Aim: Tell how many lines carry the word "name"; the reply is the number and nothing else.

Exercise data:
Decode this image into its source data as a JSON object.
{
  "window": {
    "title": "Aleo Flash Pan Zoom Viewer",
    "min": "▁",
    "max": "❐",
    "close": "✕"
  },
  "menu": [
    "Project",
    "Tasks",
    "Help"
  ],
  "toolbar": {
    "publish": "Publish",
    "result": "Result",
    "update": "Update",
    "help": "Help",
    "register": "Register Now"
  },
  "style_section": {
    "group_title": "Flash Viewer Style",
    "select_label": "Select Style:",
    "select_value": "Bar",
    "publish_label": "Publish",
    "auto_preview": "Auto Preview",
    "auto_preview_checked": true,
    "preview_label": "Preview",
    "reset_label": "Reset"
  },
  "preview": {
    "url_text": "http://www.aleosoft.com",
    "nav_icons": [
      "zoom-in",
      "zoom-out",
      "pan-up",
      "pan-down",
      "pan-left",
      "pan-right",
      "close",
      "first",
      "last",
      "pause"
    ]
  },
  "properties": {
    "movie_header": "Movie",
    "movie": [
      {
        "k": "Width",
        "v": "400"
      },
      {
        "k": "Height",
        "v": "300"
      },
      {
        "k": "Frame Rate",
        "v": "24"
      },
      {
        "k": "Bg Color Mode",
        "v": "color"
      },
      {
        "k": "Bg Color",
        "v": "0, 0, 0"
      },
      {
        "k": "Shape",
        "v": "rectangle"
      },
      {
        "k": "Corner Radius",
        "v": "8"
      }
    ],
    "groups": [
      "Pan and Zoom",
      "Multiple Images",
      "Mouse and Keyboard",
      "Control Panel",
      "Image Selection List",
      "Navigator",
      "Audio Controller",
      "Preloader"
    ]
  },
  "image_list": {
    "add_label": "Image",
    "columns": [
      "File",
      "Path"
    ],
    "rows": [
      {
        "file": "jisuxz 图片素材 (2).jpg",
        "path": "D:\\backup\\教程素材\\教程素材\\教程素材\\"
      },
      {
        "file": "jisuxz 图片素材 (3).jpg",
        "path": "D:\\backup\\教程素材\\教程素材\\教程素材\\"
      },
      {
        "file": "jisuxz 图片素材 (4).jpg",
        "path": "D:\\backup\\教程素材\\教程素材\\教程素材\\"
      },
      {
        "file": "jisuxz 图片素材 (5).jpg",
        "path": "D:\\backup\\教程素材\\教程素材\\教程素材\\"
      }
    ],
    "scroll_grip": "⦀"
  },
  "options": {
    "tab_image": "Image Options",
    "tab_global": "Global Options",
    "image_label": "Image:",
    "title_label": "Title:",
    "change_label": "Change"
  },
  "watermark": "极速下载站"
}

--

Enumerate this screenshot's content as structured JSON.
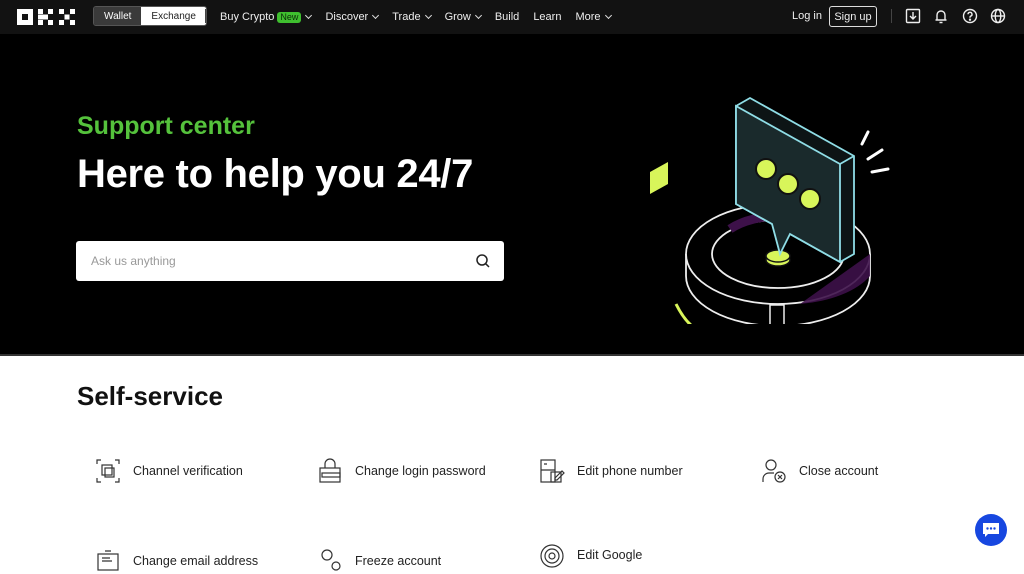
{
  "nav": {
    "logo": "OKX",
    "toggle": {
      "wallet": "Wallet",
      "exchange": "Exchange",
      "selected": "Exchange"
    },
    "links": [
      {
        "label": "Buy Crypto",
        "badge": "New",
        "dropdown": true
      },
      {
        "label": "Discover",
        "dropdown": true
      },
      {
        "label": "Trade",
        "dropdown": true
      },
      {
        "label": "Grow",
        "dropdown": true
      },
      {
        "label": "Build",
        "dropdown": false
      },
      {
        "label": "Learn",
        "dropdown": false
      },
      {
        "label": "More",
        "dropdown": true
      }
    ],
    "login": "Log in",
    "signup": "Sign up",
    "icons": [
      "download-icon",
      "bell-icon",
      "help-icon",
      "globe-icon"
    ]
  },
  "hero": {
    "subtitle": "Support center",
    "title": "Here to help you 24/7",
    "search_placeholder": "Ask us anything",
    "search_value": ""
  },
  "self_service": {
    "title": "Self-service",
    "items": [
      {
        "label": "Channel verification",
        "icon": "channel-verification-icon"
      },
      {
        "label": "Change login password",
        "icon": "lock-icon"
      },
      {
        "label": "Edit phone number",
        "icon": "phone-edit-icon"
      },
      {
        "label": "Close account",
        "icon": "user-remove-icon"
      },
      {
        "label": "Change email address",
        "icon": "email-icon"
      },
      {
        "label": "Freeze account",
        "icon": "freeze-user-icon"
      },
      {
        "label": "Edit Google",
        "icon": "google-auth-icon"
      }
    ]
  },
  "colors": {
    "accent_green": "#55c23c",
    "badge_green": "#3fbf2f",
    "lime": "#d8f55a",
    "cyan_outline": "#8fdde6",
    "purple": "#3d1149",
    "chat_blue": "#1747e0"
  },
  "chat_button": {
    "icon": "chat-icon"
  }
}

...

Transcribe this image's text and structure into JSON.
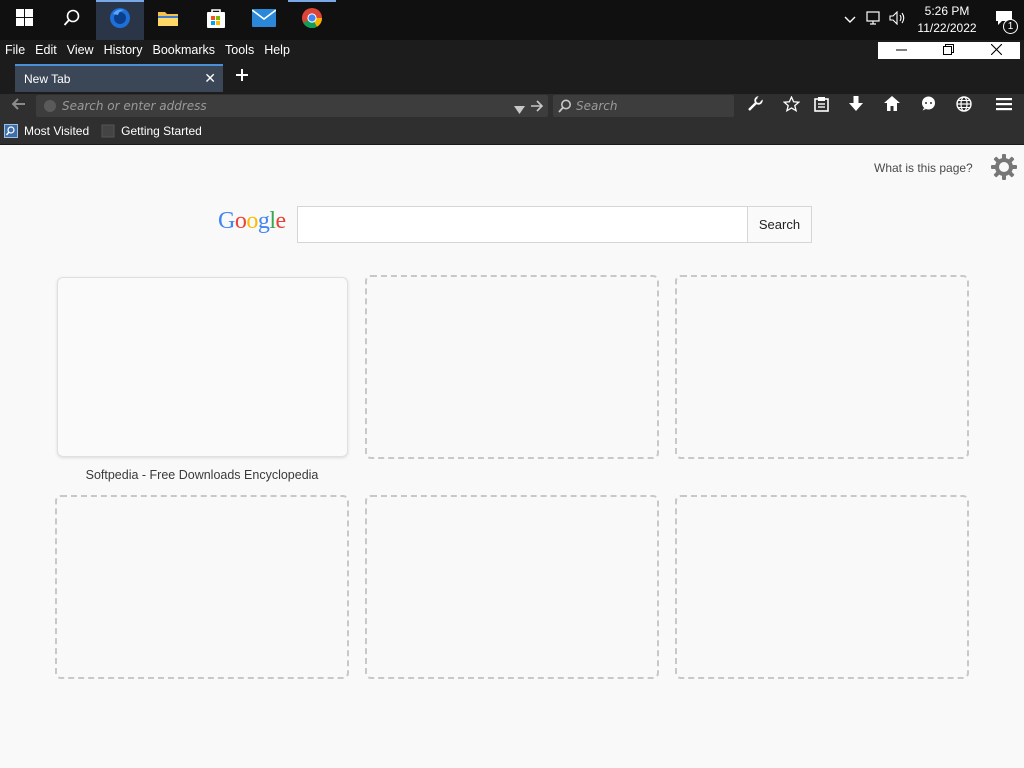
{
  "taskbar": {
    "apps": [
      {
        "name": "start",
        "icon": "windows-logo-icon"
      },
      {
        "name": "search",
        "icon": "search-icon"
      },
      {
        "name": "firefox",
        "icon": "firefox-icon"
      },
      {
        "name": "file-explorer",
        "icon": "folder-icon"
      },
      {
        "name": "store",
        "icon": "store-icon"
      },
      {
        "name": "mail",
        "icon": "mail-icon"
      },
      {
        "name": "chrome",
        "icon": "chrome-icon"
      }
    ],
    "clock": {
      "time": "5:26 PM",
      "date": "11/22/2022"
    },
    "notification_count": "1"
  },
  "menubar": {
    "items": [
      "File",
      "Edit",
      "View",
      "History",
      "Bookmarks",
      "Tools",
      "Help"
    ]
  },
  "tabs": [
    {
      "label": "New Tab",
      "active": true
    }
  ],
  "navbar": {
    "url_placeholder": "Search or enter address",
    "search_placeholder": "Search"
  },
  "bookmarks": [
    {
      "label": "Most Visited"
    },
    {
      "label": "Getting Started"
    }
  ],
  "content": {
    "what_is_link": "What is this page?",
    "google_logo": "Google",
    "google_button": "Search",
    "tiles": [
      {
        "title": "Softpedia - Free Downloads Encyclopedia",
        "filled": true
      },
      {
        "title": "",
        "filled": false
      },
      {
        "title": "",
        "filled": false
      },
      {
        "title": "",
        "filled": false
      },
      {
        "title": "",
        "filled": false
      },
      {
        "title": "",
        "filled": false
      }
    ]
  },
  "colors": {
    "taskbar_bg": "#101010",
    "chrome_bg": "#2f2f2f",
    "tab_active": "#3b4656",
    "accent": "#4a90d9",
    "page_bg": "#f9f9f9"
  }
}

Correct response: 7